● TASK:
Reply only with how many lines contain the word "title".

────────────────────────────────────────

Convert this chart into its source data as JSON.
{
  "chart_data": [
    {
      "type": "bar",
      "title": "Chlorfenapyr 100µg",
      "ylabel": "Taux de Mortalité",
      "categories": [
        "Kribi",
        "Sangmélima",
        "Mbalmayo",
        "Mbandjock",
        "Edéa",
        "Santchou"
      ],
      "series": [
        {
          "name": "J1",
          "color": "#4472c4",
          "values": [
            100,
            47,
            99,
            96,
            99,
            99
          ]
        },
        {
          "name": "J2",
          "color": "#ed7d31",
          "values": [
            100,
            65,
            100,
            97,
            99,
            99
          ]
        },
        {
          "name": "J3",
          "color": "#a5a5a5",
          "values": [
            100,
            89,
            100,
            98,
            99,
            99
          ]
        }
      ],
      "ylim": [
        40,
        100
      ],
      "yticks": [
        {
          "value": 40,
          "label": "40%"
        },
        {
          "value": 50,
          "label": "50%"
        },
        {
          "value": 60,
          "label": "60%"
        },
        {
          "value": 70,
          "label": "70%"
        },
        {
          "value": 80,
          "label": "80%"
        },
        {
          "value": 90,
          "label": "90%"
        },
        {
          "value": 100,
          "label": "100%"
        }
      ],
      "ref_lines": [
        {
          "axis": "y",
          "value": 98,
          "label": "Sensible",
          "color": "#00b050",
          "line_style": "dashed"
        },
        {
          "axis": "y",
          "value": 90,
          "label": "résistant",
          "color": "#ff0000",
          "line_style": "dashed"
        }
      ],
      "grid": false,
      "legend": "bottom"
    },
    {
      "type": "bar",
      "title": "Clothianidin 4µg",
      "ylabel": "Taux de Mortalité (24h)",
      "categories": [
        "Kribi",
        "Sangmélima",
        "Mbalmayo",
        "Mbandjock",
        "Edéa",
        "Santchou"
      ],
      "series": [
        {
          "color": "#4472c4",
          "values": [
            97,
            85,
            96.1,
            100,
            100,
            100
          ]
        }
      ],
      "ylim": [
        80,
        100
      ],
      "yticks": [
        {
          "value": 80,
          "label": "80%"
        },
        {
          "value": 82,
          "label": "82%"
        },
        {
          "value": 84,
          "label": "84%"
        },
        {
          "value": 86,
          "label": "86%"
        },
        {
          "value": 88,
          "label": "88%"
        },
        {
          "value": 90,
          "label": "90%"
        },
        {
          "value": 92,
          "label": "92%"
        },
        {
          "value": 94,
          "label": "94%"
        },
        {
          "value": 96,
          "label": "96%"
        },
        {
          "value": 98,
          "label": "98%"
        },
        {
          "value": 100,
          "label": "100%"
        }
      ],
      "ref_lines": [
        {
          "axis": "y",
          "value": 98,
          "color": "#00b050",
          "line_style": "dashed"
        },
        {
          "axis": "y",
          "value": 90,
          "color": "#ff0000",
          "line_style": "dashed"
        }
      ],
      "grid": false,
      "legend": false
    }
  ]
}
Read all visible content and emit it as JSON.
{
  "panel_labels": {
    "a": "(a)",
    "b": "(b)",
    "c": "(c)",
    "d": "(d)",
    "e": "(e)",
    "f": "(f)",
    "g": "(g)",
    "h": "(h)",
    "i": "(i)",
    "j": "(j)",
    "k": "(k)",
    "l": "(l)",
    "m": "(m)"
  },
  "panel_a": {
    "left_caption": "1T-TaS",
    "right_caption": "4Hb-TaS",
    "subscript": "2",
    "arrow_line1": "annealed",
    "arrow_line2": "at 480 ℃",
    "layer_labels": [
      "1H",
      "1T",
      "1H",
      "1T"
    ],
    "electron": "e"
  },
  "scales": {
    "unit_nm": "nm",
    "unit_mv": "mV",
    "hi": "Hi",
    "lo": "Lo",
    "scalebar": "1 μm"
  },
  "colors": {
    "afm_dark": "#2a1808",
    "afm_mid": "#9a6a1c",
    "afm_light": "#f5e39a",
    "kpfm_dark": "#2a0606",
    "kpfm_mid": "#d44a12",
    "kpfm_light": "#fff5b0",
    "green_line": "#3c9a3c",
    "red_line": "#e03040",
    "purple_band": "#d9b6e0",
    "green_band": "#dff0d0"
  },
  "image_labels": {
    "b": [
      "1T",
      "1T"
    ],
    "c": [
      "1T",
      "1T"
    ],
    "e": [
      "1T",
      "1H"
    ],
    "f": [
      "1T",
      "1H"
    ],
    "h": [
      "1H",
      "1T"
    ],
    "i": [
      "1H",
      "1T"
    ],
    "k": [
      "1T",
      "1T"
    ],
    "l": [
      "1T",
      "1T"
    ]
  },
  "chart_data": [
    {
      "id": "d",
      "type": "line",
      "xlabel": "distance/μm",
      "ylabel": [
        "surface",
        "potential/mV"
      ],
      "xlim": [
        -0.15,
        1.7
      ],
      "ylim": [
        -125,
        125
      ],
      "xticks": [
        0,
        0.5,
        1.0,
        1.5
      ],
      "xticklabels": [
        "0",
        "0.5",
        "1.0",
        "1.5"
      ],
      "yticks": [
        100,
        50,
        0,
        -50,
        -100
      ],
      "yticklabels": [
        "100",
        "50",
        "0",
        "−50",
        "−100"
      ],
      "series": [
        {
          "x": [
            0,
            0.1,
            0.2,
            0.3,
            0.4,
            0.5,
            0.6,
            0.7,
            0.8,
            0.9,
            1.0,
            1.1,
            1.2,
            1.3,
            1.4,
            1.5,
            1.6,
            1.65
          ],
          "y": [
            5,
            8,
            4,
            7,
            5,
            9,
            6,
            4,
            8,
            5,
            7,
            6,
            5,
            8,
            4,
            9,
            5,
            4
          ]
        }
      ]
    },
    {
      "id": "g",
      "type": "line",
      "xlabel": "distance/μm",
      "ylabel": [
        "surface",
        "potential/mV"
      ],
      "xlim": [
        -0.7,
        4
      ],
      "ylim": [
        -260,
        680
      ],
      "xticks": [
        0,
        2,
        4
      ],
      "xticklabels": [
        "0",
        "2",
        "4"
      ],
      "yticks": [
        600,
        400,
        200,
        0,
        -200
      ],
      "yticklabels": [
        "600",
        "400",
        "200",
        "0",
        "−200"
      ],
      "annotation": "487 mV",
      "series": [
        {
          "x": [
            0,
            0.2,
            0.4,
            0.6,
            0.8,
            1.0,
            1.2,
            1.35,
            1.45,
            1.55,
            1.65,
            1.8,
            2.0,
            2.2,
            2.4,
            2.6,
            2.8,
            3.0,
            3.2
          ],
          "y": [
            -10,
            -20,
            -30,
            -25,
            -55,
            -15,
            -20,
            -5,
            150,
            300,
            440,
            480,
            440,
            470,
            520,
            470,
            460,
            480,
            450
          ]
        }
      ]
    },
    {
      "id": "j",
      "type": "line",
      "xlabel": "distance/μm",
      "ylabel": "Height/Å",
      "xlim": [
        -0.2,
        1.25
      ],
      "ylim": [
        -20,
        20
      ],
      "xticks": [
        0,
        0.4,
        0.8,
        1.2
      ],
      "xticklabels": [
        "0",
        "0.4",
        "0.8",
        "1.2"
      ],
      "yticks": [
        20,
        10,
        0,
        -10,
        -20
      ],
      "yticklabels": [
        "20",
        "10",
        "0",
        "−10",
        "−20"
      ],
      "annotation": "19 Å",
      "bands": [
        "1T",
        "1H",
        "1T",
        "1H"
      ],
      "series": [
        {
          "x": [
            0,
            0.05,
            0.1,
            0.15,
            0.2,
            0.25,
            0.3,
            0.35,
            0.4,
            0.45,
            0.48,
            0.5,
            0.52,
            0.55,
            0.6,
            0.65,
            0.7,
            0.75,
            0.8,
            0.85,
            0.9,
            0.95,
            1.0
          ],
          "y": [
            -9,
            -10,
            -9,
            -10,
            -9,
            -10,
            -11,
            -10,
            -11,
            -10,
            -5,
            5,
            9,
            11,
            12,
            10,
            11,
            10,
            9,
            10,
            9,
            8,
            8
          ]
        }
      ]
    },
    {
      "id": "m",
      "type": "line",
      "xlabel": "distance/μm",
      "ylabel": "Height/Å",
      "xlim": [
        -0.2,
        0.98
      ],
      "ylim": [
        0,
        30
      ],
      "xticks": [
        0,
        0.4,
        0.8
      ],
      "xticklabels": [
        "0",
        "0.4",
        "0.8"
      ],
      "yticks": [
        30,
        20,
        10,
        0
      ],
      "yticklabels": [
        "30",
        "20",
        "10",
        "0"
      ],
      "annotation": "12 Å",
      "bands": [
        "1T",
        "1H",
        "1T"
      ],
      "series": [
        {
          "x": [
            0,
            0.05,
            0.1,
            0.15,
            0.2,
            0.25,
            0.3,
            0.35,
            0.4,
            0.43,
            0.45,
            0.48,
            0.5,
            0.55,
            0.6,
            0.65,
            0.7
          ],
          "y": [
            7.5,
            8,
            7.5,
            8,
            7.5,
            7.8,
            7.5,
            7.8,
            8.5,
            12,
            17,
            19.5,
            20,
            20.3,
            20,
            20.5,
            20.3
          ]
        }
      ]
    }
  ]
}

────────────────────────────────────────

● RESULT OF THIS TASK:
2